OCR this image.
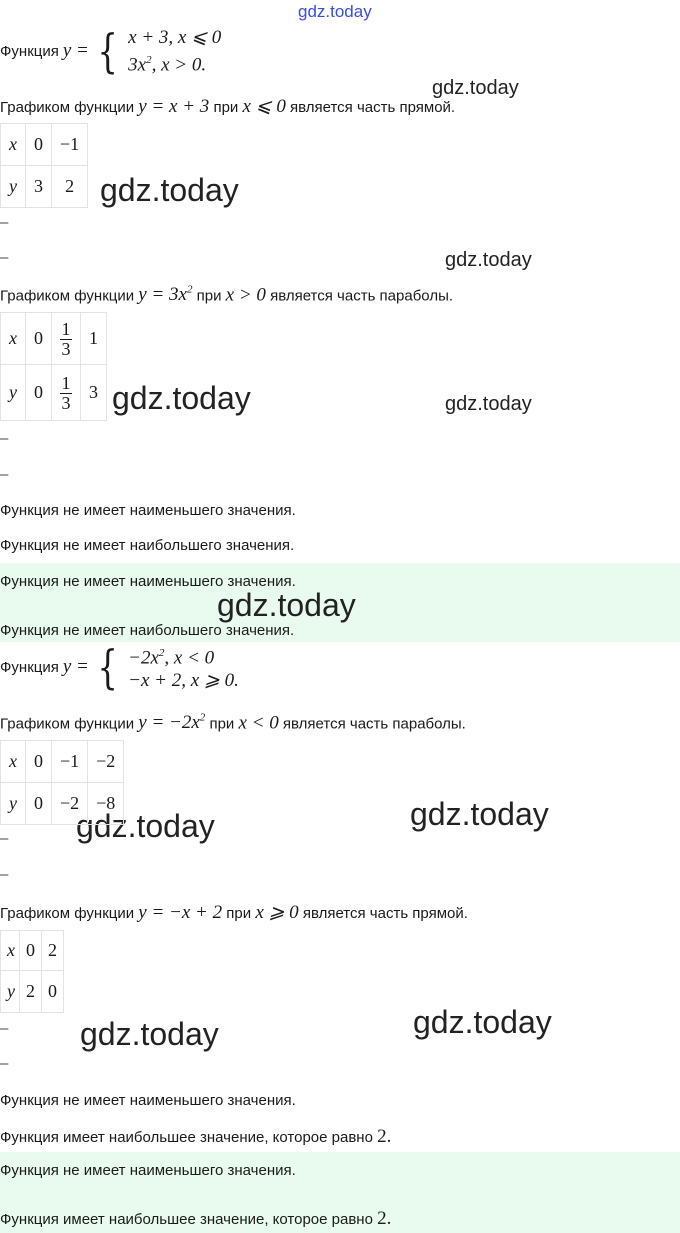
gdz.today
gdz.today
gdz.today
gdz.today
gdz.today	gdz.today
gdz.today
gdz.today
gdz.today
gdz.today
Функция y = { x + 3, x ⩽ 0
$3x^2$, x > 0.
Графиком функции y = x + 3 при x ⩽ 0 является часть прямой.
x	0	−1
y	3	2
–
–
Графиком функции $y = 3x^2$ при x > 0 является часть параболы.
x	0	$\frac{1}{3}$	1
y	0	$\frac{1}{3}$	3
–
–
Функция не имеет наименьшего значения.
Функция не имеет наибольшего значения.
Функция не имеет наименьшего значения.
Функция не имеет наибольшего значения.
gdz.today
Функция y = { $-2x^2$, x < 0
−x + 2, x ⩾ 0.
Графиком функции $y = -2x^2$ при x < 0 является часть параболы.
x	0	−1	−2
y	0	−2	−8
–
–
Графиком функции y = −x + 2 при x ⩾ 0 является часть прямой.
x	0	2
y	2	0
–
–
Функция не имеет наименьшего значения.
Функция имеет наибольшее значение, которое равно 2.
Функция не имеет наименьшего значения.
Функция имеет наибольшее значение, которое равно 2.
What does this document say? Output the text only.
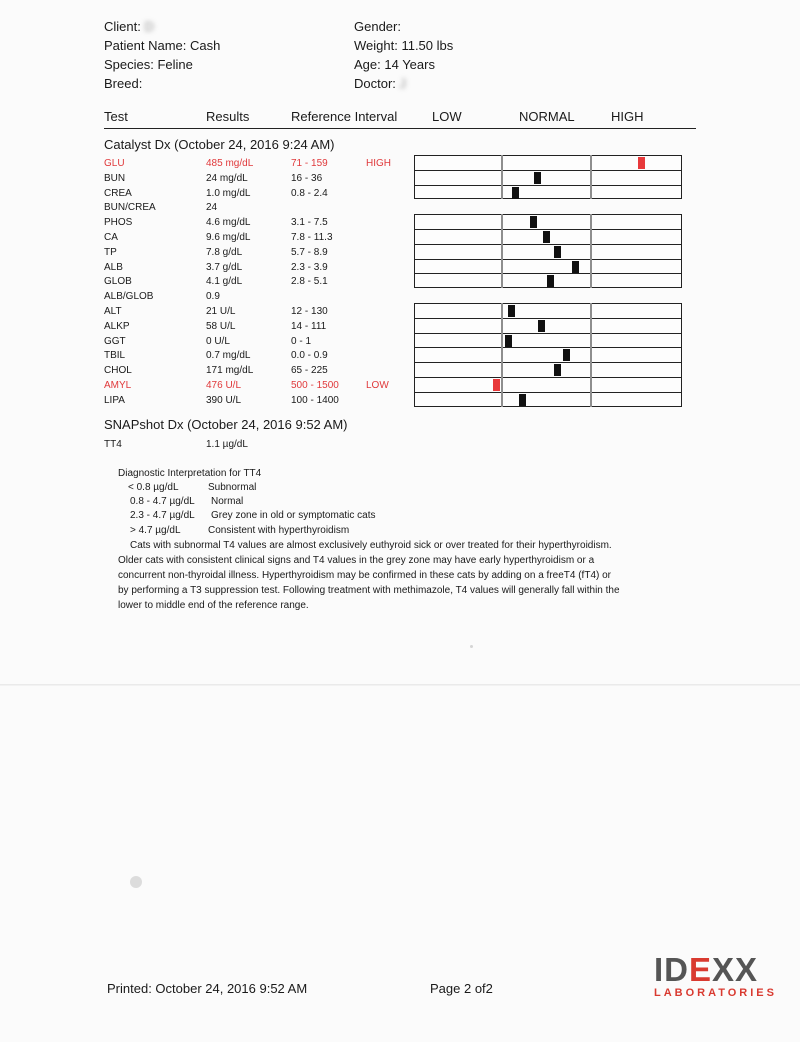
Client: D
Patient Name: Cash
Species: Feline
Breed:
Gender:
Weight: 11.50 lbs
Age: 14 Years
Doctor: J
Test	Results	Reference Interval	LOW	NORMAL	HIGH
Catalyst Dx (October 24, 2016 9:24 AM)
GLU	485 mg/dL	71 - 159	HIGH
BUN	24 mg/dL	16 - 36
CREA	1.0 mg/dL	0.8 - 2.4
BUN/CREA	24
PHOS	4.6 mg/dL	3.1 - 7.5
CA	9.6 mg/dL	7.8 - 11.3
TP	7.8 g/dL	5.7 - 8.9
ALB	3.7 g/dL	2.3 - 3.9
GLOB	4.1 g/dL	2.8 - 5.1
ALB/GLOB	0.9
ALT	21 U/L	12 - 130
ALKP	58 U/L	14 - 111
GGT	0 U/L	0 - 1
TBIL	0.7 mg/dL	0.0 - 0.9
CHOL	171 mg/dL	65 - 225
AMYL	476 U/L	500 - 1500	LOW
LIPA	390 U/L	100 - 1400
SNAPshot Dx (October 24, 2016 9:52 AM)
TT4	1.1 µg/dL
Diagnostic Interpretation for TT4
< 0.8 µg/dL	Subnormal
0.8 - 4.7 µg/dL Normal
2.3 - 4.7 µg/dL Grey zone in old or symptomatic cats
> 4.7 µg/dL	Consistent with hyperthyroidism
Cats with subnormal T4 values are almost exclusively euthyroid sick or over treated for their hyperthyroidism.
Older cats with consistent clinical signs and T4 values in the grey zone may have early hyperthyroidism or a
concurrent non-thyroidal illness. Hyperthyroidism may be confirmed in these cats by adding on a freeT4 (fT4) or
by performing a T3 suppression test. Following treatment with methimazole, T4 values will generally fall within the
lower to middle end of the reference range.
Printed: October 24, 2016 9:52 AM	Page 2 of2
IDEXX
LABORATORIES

*Aim of the task:*
All the material shown above is to be copied exactly, with no pictures carried over.

*Solution to the problem:*
OCR this image.
gdz.today
gdz.today
gdz.today
gdz.today
gdz.today	gdz.today
gdz.today
gdz.today
gdz.today
gdz.today
Функция y = { x + 3, x ⩽ 0
$3x^2$, x > 0.
Графиком функции y = x + 3 при x ⩽ 0 является часть прямой.
x	0	−1
y	3	2
–
–
Графиком функции $y = 3x^2$ при x > 0 является часть параболы.
x	0	$\frac{1}{3}$	1
y	0	$\frac{1}{3}$	3
–
–
Функция не имеет наименьшего значения.
Функция не имеет наибольшего значения.
Функция не имеет наименьшего значения.
Функция не имеет наибольшего значения.
gdz.today
Функция y = { $-2x^2$, x < 0
−x + 2, x ⩾ 0.
Графиком функции $y = -2x^2$ при x < 0 является часть параболы.
x	0	−1	−2
y	0	−2	−8
–
–
Графиком функции y = −x + 2 при x ⩾ 0 является часть прямой.
x	0	2
y	2	0
–
–
Функция не имеет наименьшего значения.
Функция имеет наибольшее значение, которое равно 2.
Функция не имеет наименьшего значения.
Функция имеет наибольшее значение, которое равно 2.
What does this document say? Output the text only.
Client: D
Patient Name: Cash
Species: Feline
Breed:
Gender:
Weight: 11.50 lbs
Age: 14 Years
Doctor: J
Test	Results	Reference Interval	LOW	NORMAL	HIGH
Catalyst Dx (October 24, 2016 9:24 AM)
GLU	485 mg/dL	71 - 159	HIGH
BUN	24 mg/dL	16 - 36
CREA	1.0 mg/dL	0.8 - 2.4
BUN/CREA	24
PHOS	4.6 mg/dL	3.1 - 7.5
CA	9.6 mg/dL	7.8 - 11.3
TP	7.8 g/dL	5.7 - 8.9
ALB	3.7 g/dL	2.3 - 3.9
GLOB	4.1 g/dL	2.8 - 5.1
ALB/GLOB	0.9
ALT	21 U/L	12 - 130
ALKP	58 U/L	14 - 111
GGT	0 U/L	0 - 1
TBIL	0.7 mg/dL	0.0 - 0.9
CHOL	171 mg/dL	65 - 225
AMYL	476 U/L	500 - 1500	LOW
LIPA	390 U/L	100 - 1400
SNAPshot Dx (October 24, 2016 9:52 AM)
TT4	1.1 µg/dL
Diagnostic Interpretation for TT4
< 0.8 µg/dL	Subnormal
0.8 - 4.7 µg/dL Normal
2.3 - 4.7 µg/dL Grey zone in old or symptomatic cats
> 4.7 µg/dL	Consistent with hyperthyroidism
Cats with subnormal T4 values are almost exclusively euthyroid sick or over treated for their hyperthyroidism.
Older cats with consistent clinical signs and T4 values in the grey zone may have early hyperthyroidism or a
concurrent non-thyroidal illness. Hyperthyroidism may be confirmed in these cats by adding on a freeT4 (fT4) or
by performing a T3 suppression test. Following treatment with methimazole, T4 values will generally fall within the
lower to middle end of the reference range.
Printed: October 24, 2016 9:52 AM	Page 2 of2
IDEXX
LABORATORIES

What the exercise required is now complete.